Skip the pictures and extract all of the lines exactly as written.

Saved entries
____

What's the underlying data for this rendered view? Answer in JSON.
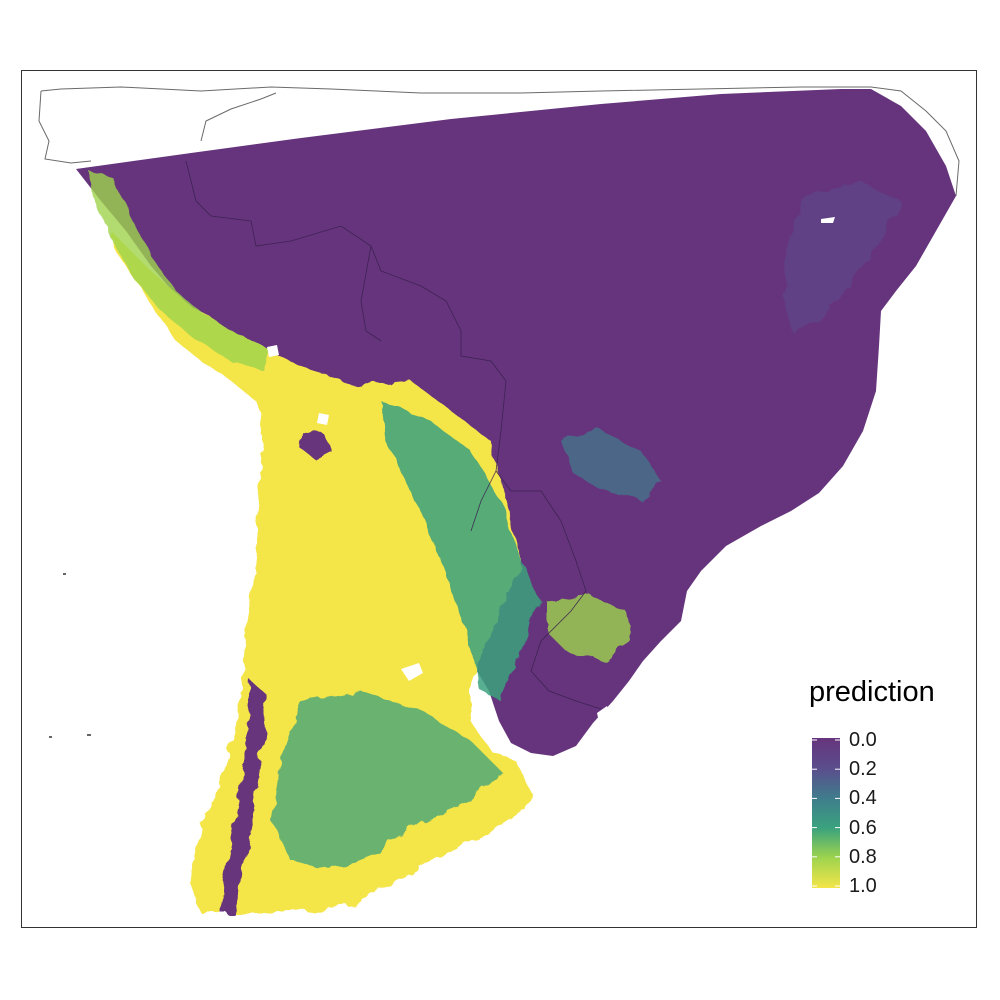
{
  "legend": {
    "title": "prediction",
    "labels": [
      "0.0",
      "0.2",
      "0.4",
      "0.6",
      "0.8",
      "1.0"
    ],
    "stops": [
      0.0,
      0.2,
      0.4,
      0.6,
      0.8,
      1.0
    ],
    "colors": [
      "#440154",
      "#3b528b",
      "#21908d",
      "#5dc863",
      "#fde725"
    ]
  },
  "map": {
    "subject": "habitat suitability prediction, southern South America",
    "land_color": "#66347c",
    "boundary_color": "#555555"
  }
}
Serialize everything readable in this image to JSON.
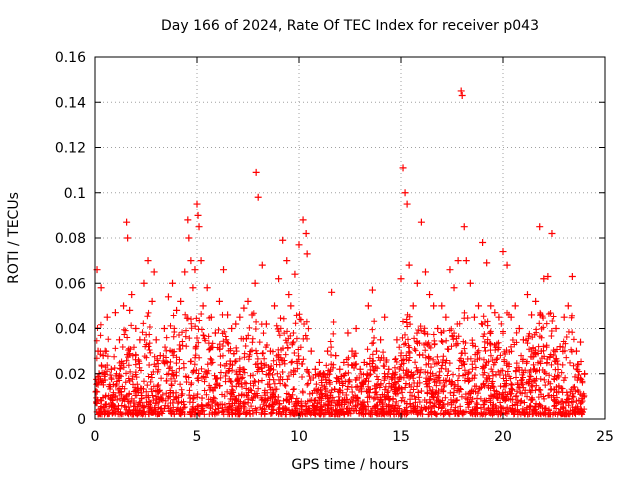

____

COMPLETED EXERCISE:
What's the underlying data for this rendered view? Answer in JSON.
{
  "legend": {
    "title": "prediction",
    "labels": [
      "0.0",
      "0.2",
      "0.4",
      "0.6",
      "0.8",
      "1.0"
    ],
    "stops": [
      0.0,
      0.2,
      0.4,
      0.6,
      0.8,
      1.0
    ],
    "colors": [
      "#440154",
      "#3b528b",
      "#21908d",
      "#5dc863",
      "#fde725"
    ]
  },
  "map": {
    "subject": "habitat suitability prediction, southern South America",
    "land_color": "#66347c",
    "boundary_color": "#555555"
  }
}
Serialize everything readable in this image to JSON.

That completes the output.